- Items from a figure collection -
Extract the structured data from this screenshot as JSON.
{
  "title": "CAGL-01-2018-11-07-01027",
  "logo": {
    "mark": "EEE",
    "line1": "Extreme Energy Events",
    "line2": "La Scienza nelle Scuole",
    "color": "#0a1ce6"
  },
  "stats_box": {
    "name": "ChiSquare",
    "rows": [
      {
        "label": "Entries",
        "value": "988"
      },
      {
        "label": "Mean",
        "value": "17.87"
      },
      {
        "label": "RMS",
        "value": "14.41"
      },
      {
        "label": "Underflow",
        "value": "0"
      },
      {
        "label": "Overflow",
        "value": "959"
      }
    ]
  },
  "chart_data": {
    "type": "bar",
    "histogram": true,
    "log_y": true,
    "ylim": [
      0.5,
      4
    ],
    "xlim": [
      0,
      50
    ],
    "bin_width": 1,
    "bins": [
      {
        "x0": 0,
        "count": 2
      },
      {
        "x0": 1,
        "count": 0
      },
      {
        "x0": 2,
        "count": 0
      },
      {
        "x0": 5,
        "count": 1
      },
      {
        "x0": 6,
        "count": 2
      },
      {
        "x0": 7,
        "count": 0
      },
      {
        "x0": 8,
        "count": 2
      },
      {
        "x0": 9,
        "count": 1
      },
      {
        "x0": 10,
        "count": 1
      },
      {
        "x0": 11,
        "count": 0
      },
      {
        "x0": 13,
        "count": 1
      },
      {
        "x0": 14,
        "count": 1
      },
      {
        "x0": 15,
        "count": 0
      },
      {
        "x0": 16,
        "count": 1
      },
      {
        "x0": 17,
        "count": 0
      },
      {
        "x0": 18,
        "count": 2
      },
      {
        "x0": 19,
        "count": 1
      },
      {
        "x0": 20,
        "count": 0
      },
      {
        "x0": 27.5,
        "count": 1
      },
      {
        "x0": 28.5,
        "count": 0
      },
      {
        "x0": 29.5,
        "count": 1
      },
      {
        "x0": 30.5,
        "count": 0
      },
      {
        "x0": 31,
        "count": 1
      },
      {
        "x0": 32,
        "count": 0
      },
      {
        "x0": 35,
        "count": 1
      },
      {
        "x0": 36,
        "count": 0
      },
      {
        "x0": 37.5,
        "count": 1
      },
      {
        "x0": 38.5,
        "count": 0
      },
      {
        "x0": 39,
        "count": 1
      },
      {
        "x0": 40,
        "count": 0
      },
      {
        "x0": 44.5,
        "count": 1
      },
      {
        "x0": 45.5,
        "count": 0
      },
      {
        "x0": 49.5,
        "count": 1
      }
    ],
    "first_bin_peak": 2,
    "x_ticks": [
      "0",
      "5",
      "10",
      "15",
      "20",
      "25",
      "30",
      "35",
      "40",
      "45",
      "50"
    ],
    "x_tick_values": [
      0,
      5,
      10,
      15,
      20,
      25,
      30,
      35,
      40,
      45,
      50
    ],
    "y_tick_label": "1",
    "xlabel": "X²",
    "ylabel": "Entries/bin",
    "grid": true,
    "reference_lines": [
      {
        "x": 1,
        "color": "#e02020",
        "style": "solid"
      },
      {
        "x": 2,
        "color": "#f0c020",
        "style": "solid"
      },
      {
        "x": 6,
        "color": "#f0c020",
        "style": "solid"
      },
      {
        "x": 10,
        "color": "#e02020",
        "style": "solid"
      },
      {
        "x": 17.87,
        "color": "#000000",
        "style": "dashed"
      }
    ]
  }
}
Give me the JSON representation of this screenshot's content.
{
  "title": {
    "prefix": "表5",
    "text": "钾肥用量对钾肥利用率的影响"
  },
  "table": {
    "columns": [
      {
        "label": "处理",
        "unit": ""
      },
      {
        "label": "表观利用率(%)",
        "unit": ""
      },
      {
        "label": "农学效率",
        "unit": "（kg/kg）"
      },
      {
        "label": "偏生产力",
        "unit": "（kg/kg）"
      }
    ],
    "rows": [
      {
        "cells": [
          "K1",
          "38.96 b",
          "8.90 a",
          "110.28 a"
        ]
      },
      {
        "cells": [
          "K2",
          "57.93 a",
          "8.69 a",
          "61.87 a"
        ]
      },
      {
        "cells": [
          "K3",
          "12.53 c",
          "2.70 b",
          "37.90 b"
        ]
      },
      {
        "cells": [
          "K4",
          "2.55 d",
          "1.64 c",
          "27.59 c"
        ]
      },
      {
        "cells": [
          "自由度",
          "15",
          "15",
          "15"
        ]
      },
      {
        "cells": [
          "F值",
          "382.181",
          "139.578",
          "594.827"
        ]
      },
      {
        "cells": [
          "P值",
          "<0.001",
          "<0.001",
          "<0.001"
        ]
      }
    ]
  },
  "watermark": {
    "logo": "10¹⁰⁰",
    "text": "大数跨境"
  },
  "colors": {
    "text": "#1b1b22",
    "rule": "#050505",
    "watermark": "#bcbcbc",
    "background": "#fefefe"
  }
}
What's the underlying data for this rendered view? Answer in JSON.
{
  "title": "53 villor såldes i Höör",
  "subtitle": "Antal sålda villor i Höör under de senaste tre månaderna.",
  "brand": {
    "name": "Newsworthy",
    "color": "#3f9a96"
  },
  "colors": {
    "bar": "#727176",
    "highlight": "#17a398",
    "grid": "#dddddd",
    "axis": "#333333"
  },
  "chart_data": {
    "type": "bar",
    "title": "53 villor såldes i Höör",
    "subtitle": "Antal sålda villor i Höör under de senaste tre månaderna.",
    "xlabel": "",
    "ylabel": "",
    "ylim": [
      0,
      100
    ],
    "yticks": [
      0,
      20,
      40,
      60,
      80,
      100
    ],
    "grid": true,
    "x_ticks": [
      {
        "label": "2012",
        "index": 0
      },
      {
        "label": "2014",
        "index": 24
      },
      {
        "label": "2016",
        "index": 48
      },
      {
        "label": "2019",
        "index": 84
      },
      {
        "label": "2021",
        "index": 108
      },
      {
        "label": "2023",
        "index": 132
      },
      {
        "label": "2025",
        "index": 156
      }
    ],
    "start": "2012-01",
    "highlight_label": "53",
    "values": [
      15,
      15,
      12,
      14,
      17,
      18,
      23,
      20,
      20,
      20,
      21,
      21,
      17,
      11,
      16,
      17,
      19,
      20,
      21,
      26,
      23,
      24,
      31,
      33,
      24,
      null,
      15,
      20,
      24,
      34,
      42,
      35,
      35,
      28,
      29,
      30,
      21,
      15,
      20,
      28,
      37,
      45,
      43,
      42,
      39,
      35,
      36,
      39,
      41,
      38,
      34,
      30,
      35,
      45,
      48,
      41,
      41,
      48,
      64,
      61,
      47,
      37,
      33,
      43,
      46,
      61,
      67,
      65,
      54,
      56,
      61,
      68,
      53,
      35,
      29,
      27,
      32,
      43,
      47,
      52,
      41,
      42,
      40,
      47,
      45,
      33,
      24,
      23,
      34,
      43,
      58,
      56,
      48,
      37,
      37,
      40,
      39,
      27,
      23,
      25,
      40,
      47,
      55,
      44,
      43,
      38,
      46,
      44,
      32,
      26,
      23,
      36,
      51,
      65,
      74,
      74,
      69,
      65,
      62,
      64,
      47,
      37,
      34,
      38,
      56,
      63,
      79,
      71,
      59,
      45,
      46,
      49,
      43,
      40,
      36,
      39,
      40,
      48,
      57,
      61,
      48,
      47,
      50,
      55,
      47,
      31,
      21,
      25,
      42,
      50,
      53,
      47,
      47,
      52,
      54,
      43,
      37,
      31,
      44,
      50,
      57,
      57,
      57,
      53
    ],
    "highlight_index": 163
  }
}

- Work to be completed -
Look for the word "villor" in every line of the listing and copy the lines that have it.

- Exercise result -
  "title": "53 villor såldes i Höör",
  "subtitle": "Antal sålda villor i Höör under de senaste tre månaderna.",
    "title": "53 villor såldes i Höör",
    "subtitle": "Antal sålda villor i Höör under de senaste tre månaderna.",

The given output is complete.